Task goal :: Report each line of the data that includes the word "title".
─── Extracted records ───
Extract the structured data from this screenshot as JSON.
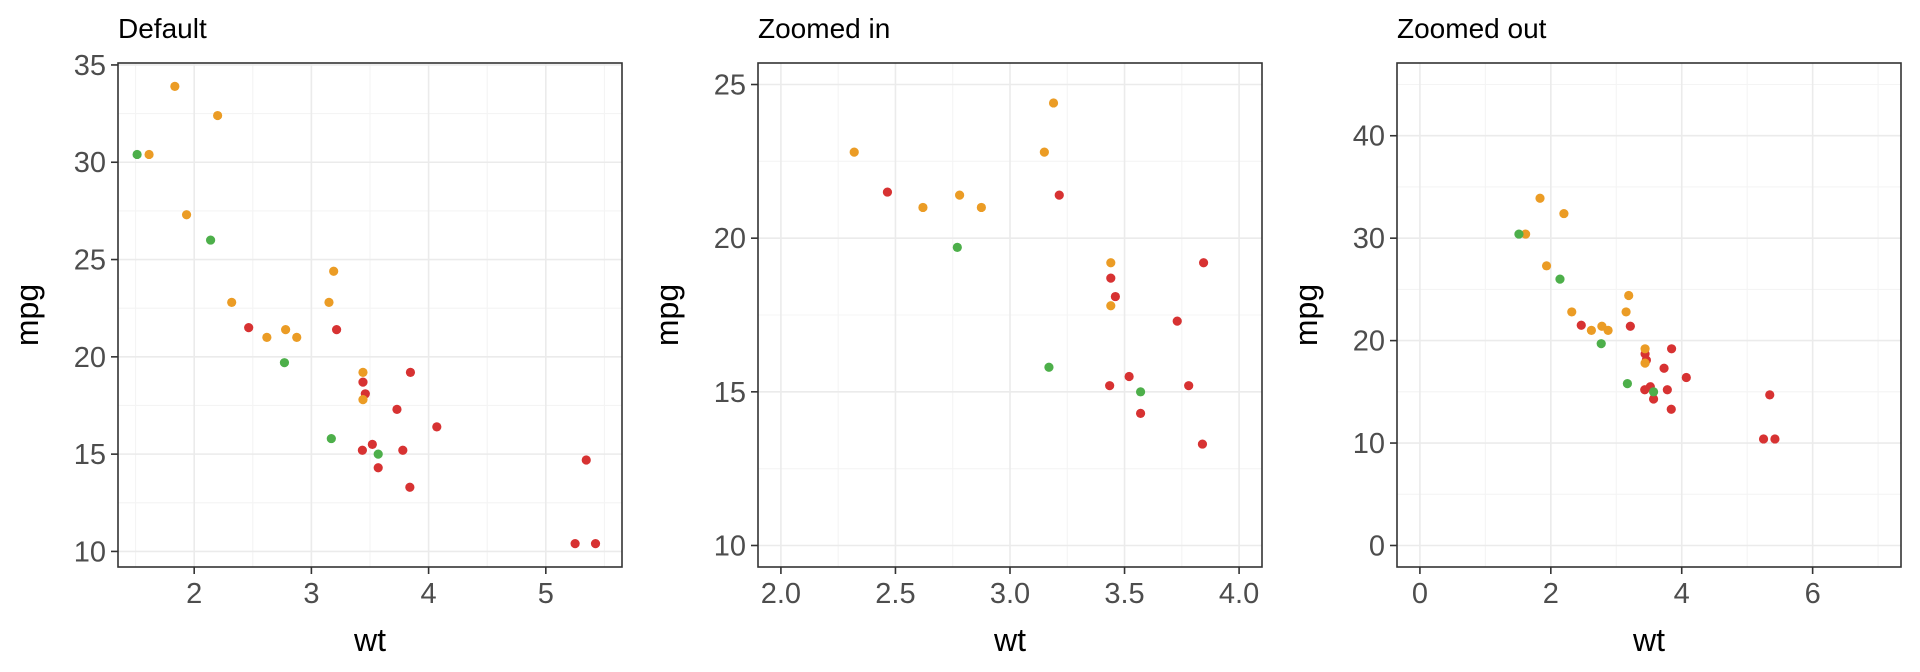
{
  "colors": {
    "red": "#d73232",
    "orange": "#eb9c25",
    "green": "#4daf4a"
  },
  "chart_data": [
    {
      "type": "scatter",
      "title": "Default",
      "xlabel": "wt",
      "ylabel": "mpg",
      "xlim": [
        1.35,
        5.65
      ],
      "ylim": [
        9.2,
        35.1
      ],
      "xticks": [
        2,
        3,
        4,
        5
      ],
      "xtick_labels": [
        "2",
        "3",
        "4",
        "5"
      ],
      "yticks": [
        10,
        15,
        20,
        25,
        30,
        35
      ],
      "ytick_labels": [
        "10",
        "15",
        "20",
        "25",
        "30",
        "35"
      ],
      "xminor": [
        1.5,
        2.5,
        3.5,
        4.5,
        5.5
      ],
      "yminor": [
        12.5,
        17.5,
        22.5,
        27.5,
        32.5
      ],
      "grid": true,
      "points": [
        {
          "x": 2.62,
          "y": 21.0,
          "c": "orange"
        },
        {
          "x": 2.875,
          "y": 21.0,
          "c": "orange"
        },
        {
          "x": 2.32,
          "y": 22.8,
          "c": "orange"
        },
        {
          "x": 3.215,
          "y": 21.4,
          "c": "red"
        },
        {
          "x": 3.44,
          "y": 18.7,
          "c": "red"
        },
        {
          "x": 3.46,
          "y": 18.1,
          "c": "red"
        },
        {
          "x": 3.57,
          "y": 14.3,
          "c": "red"
        },
        {
          "x": 3.19,
          "y": 24.4,
          "c": "orange"
        },
        {
          "x": 3.15,
          "y": 22.8,
          "c": "orange"
        },
        {
          "x": 3.44,
          "y": 19.2,
          "c": "orange"
        },
        {
          "x": 3.44,
          "y": 17.8,
          "c": "orange"
        },
        {
          "x": 4.07,
          "y": 16.4,
          "c": "red"
        },
        {
          "x": 3.73,
          "y": 17.3,
          "c": "red"
        },
        {
          "x": 3.78,
          "y": 15.2,
          "c": "red"
        },
        {
          "x": 5.25,
          "y": 10.4,
          "c": "red"
        },
        {
          "x": 5.424,
          "y": 10.4,
          "c": "red"
        },
        {
          "x": 5.345,
          "y": 14.7,
          "c": "red"
        },
        {
          "x": 2.2,
          "y": 32.4,
          "c": "orange"
        },
        {
          "x": 1.615,
          "y": 30.4,
          "c": "orange"
        },
        {
          "x": 1.835,
          "y": 33.9,
          "c": "orange"
        },
        {
          "x": 2.465,
          "y": 21.5,
          "c": "red"
        },
        {
          "x": 3.52,
          "y": 15.5,
          "c": "red"
        },
        {
          "x": 3.435,
          "y": 15.2,
          "c": "red"
        },
        {
          "x": 3.84,
          "y": 13.3,
          "c": "red"
        },
        {
          "x": 3.845,
          "y": 19.2,
          "c": "red"
        },
        {
          "x": 1.935,
          "y": 27.3,
          "c": "orange"
        },
        {
          "x": 2.14,
          "y": 26.0,
          "c": "green"
        },
        {
          "x": 1.513,
          "y": 30.4,
          "c": "green"
        },
        {
          "x": 3.17,
          "y": 15.8,
          "c": "green"
        },
        {
          "x": 2.77,
          "y": 19.7,
          "c": "green"
        },
        {
          "x": 3.57,
          "y": 15.0,
          "c": "green"
        },
        {
          "x": 2.78,
          "y": 21.4,
          "c": "orange"
        }
      ]
    },
    {
      "type": "scatter",
      "title": "Zoomed in",
      "xlabel": "wt",
      "ylabel": "mpg",
      "xlim": [
        1.9,
        4.1
      ],
      "ylim": [
        9.3,
        25.7
      ],
      "xticks": [
        2.0,
        2.5,
        3.0,
        3.5,
        4.0
      ],
      "xtick_labels": [
        "2.0",
        "2.5",
        "3.0",
        "3.5",
        "4.0"
      ],
      "yticks": [
        10,
        15,
        20,
        25
      ],
      "ytick_labels": [
        "10",
        "15",
        "20",
        "25"
      ],
      "xminor": [
        2.25,
        2.75,
        3.25,
        3.75
      ],
      "yminor": [
        12.5,
        17.5,
        22.5
      ],
      "grid": true,
      "points": [
        {
          "x": 2.62,
          "y": 21.0,
          "c": "orange"
        },
        {
          "x": 2.875,
          "y": 21.0,
          "c": "orange"
        },
        {
          "x": 2.32,
          "y": 22.8,
          "c": "orange"
        },
        {
          "x": 3.215,
          "y": 21.4,
          "c": "red"
        },
        {
          "x": 3.44,
          "y": 18.7,
          "c": "red"
        },
        {
          "x": 3.46,
          "y": 18.1,
          "c": "red"
        },
        {
          "x": 3.57,
          "y": 14.3,
          "c": "red"
        },
        {
          "x": 3.19,
          "y": 24.4,
          "c": "orange"
        },
        {
          "x": 3.15,
          "y": 22.8,
          "c": "orange"
        },
        {
          "x": 3.44,
          "y": 19.2,
          "c": "orange"
        },
        {
          "x": 3.44,
          "y": 17.8,
          "c": "orange"
        },
        {
          "x": 3.73,
          "y": 17.3,
          "c": "red"
        },
        {
          "x": 3.78,
          "y": 15.2,
          "c": "red"
        },
        {
          "x": 2.465,
          "y": 21.5,
          "c": "red"
        },
        {
          "x": 3.52,
          "y": 15.5,
          "c": "red"
        },
        {
          "x": 3.435,
          "y": 15.2,
          "c": "red"
        },
        {
          "x": 3.84,
          "y": 13.3,
          "c": "red"
        },
        {
          "x": 3.845,
          "y": 19.2,
          "c": "red"
        },
        {
          "x": 3.17,
          "y": 15.8,
          "c": "green"
        },
        {
          "x": 2.77,
          "y": 19.7,
          "c": "green"
        },
        {
          "x": 3.57,
          "y": 15.0,
          "c": "green"
        },
        {
          "x": 2.78,
          "y": 21.4,
          "c": "orange"
        }
      ]
    },
    {
      "type": "scatter",
      "title": "Zoomed out",
      "xlabel": "wt",
      "ylabel": "mpg",
      "xlim": [
        -0.35,
        7.35
      ],
      "ylim": [
        -2.1,
        47.1
      ],
      "xticks": [
        0,
        2,
        4,
        6
      ],
      "xtick_labels": [
        "0",
        "2",
        "4",
        "6"
      ],
      "yticks": [
        0,
        10,
        20,
        30,
        40
      ],
      "ytick_labels": [
        "0",
        "10",
        "20",
        "30",
        "40"
      ],
      "xminor": [
        1,
        3,
        5,
        7
      ],
      "yminor": [
        5,
        15,
        25,
        35,
        45
      ],
      "grid": true,
      "points": [
        {
          "x": 2.62,
          "y": 21.0,
          "c": "orange"
        },
        {
          "x": 2.875,
          "y": 21.0,
          "c": "orange"
        },
        {
          "x": 2.32,
          "y": 22.8,
          "c": "orange"
        },
        {
          "x": 3.215,
          "y": 21.4,
          "c": "red"
        },
        {
          "x": 3.44,
          "y": 18.7,
          "c": "red"
        },
        {
          "x": 3.46,
          "y": 18.1,
          "c": "red"
        },
        {
          "x": 3.57,
          "y": 14.3,
          "c": "red"
        },
        {
          "x": 3.19,
          "y": 24.4,
          "c": "orange"
        },
        {
          "x": 3.15,
          "y": 22.8,
          "c": "orange"
        },
        {
          "x": 3.44,
          "y": 19.2,
          "c": "orange"
        },
        {
          "x": 3.44,
          "y": 17.8,
          "c": "orange"
        },
        {
          "x": 4.07,
          "y": 16.4,
          "c": "red"
        },
        {
          "x": 3.73,
          "y": 17.3,
          "c": "red"
        },
        {
          "x": 3.78,
          "y": 15.2,
          "c": "red"
        },
        {
          "x": 5.25,
          "y": 10.4,
          "c": "red"
        },
        {
          "x": 5.424,
          "y": 10.4,
          "c": "red"
        },
        {
          "x": 5.345,
          "y": 14.7,
          "c": "red"
        },
        {
          "x": 2.2,
          "y": 32.4,
          "c": "orange"
        },
        {
          "x": 1.615,
          "y": 30.4,
          "c": "orange"
        },
        {
          "x": 1.835,
          "y": 33.9,
          "c": "orange"
        },
        {
          "x": 2.465,
          "y": 21.5,
          "c": "red"
        },
        {
          "x": 3.52,
          "y": 15.5,
          "c": "red"
        },
        {
          "x": 3.435,
          "y": 15.2,
          "c": "red"
        },
        {
          "x": 3.84,
          "y": 13.3,
          "c": "red"
        },
        {
          "x": 3.845,
          "y": 19.2,
          "c": "red"
        },
        {
          "x": 1.935,
          "y": 27.3,
          "c": "orange"
        },
        {
          "x": 2.14,
          "y": 26.0,
          "c": "green"
        },
        {
          "x": 1.513,
          "y": 30.4,
          "c": "green"
        },
        {
          "x": 3.17,
          "y": 15.8,
          "c": "green"
        },
        {
          "x": 2.77,
          "y": 19.7,
          "c": "green"
        },
        {
          "x": 3.57,
          "y": 15.0,
          "c": "green"
        },
        {
          "x": 2.78,
          "y": 21.4,
          "c": "orange"
        }
      ]
    }
  ]
}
───
Task result ::
      "title": "Default",
      "title": "Zoomed in",
      "title": "Zoomed out",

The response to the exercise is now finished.